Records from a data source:
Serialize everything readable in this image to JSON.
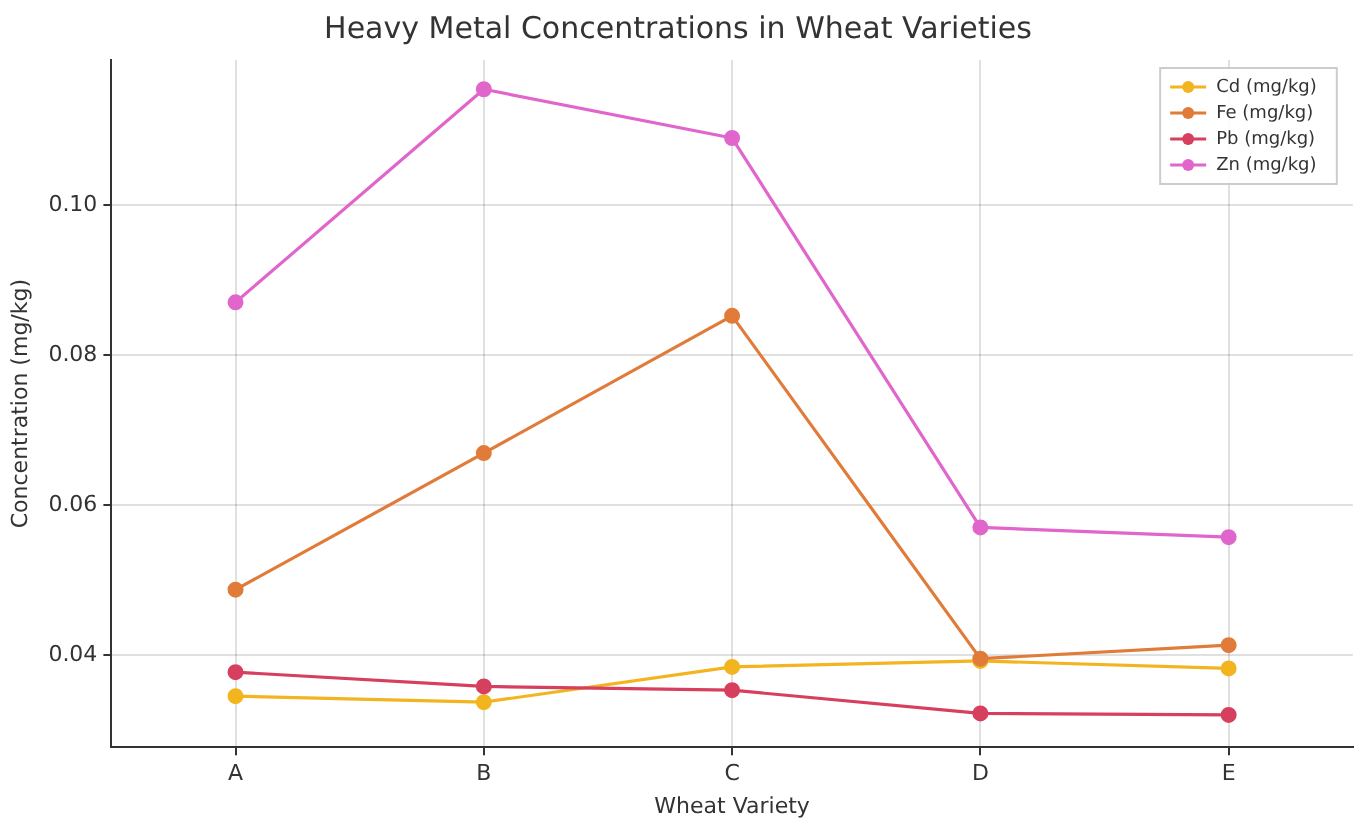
{
  "chart_data": {
    "type": "line",
    "title": "Heavy Metal Concentrations in Wheat Varieties",
    "xlabel": "Wheat Variety",
    "ylabel": "Concentration (mg/kg)",
    "categories": [
      "A",
      "B",
      "C",
      "D",
      "E"
    ],
    "series": [
      {
        "name": "Cd (mg/kg)",
        "color": "#f2b51f",
        "values": [
          0.0345,
          0.0337,
          0.0384,
          0.0392,
          0.0382
        ]
      },
      {
        "name": "Fe (mg/kg)",
        "color": "#e07b39",
        "values": [
          0.0487,
          0.0669,
          0.0852,
          0.0395,
          0.0413
        ]
      },
      {
        "name": "Pb (mg/kg)",
        "color": "#d6405e",
        "values": [
          0.0377,
          0.0358,
          0.0353,
          0.0322,
          0.032
        ]
      },
      {
        "name": "Zn (mg/kg)",
        "color": "#e066cc",
        "values": [
          0.087,
          0.1154,
          0.1089,
          0.057,
          0.0557
        ]
      }
    ],
    "ylim": [
      0.0277,
      0.1193
    ],
    "yticks": [
      {
        "value": 0.04,
        "label": "0.04"
      },
      {
        "value": 0.06,
        "label": "0.06"
      },
      {
        "value": 0.08,
        "label": "0.08"
      },
      {
        "value": 0.1,
        "label": "0.10"
      }
    ],
    "grid": true,
    "legend": "top right",
    "marker": "circle",
    "line_style": "solid"
  }
}
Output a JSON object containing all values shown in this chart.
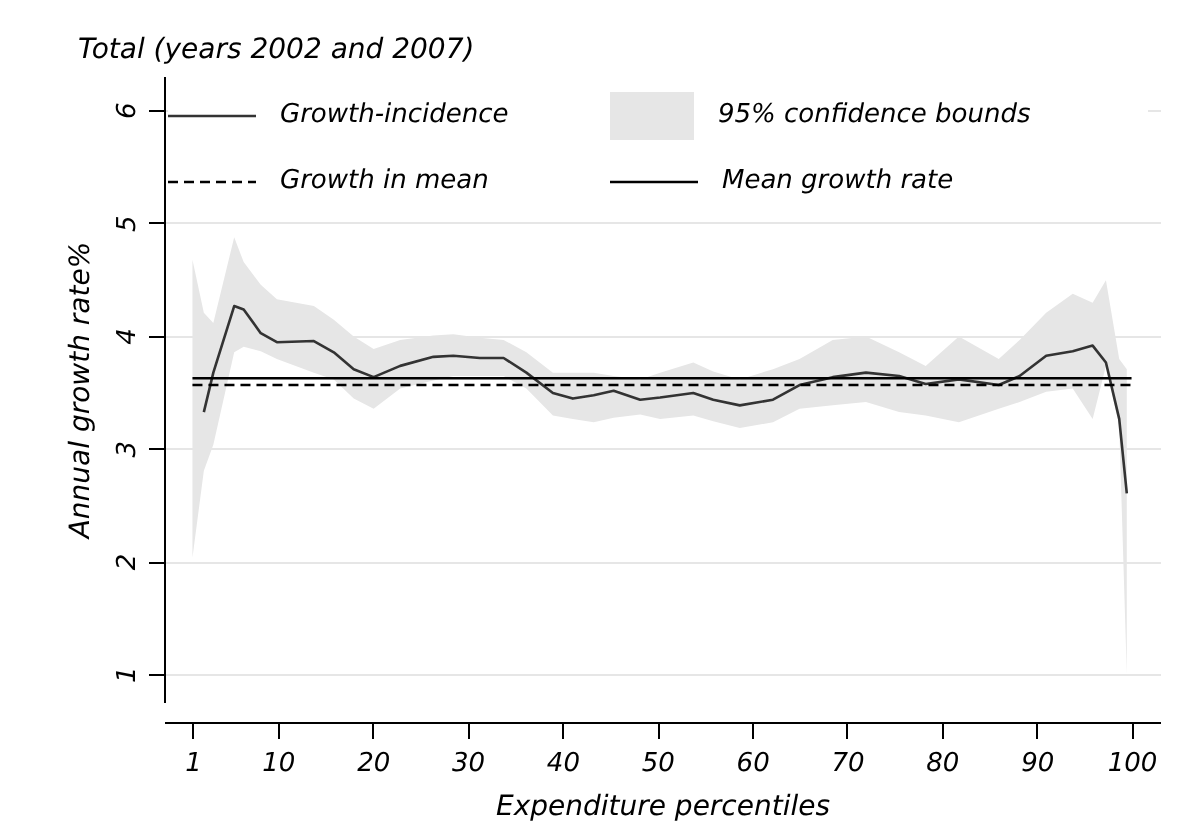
{
  "chart_data": {
    "type": "line",
    "title": "Total (years 2002 and 2007)",
    "xlabel": "Expenditure percentiles",
    "ylabel": "Annual growth rate%",
    "xlim": [
      -2,
      103
    ],
    "xticks": [
      1,
      10,
      20,
      30,
      40,
      50,
      60,
      70,
      80,
      90,
      100
    ],
    "ylim": [
      0.75,
      6.3
    ],
    "yticks": [
      1,
      2,
      3,
      4,
      5,
      6
    ],
    "grid": "y",
    "legend": "top",
    "annotations": [
      "95% confidence bounds"
    ],
    "series": [
      {
        "name": "Growth-incidence",
        "color": "#333333",
        "line_style": "solid",
        "x": [
          1,
          2.2,
          3.2,
          5.4,
          6.4,
          8.2,
          9.9,
          13.8,
          15.9,
          18,
          20.1,
          22.9,
          26.4,
          28.5,
          31.3,
          33.8,
          36.2,
          39,
          41.1,
          43.3,
          45.4,
          48.2,
          50.3,
          53.8,
          55.9,
          58.7,
          62.2,
          65,
          68.5,
          72,
          75.5,
          78.3,
          81.8,
          86,
          88.2,
          91,
          93.8,
          95.9,
          97.3,
          98.7,
          99.5
        ],
        "values": [
          null,
          3.32,
          3.67,
          4.26,
          4.23,
          4.02,
          3.94,
          3.95,
          3.85,
          3.7,
          3.63,
          3.73,
          3.81,
          3.82,
          3.8,
          3.8,
          3.67,
          3.49,
          3.44,
          3.47,
          3.51,
          3.43,
          3.45,
          3.49,
          3.43,
          3.38,
          3.43,
          3.56,
          3.63,
          3.67,
          3.64,
          3.57,
          3.61,
          3.56,
          3.64,
          3.82,
          3.86,
          3.91,
          3.76,
          3.26,
          2.6
        ],
        "lower": [
          2.03,
          2.8,
          3.03,
          3.85,
          3.9,
          3.86,
          3.79,
          3.67,
          3.61,
          3.44,
          3.35,
          3.53,
          3.6,
          3.64,
          3.64,
          3.64,
          3.53,
          3.29,
          3.26,
          3.23,
          3.27,
          3.3,
          3.26,
          3.29,
          3.24,
          3.18,
          3.23,
          3.35,
          3.38,
          3.41,
          3.32,
          3.29,
          3.23,
          3.35,
          3.41,
          3.5,
          3.53,
          3.26,
          3.73,
          3.2,
          1.0
        ],
        "upper": [
          4.67,
          4.2,
          4.11,
          4.87,
          4.65,
          4.45,
          4.32,
          4.26,
          4.14,
          3.99,
          3.88,
          3.96,
          4.0,
          4.01,
          3.98,
          3.96,
          3.85,
          3.67,
          3.67,
          3.67,
          3.64,
          3.61,
          3.67,
          3.76,
          3.68,
          3.61,
          3.7,
          3.79,
          3.96,
          3.99,
          3.85,
          3.73,
          3.99,
          3.79,
          3.96,
          4.2,
          4.37,
          4.29,
          4.49,
          3.79,
          3.7
        ]
      },
      {
        "name": "Growth in mean",
        "color": "#000000",
        "line_style": "dashed",
        "x": [
          1,
          100
        ],
        "values": [
          3.56,
          3.56
        ]
      },
      {
        "name": "Mean growth rate",
        "color": "#000000",
        "line_style": "solid",
        "x": [
          1,
          100
        ],
        "values": [
          3.62,
          3.62
        ]
      }
    ]
  }
}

The task:
Copy each line of the records that contains the word "rate".

Result:
    "ylabel": "Annual growth rate%",
        "name": "Mean growth rate",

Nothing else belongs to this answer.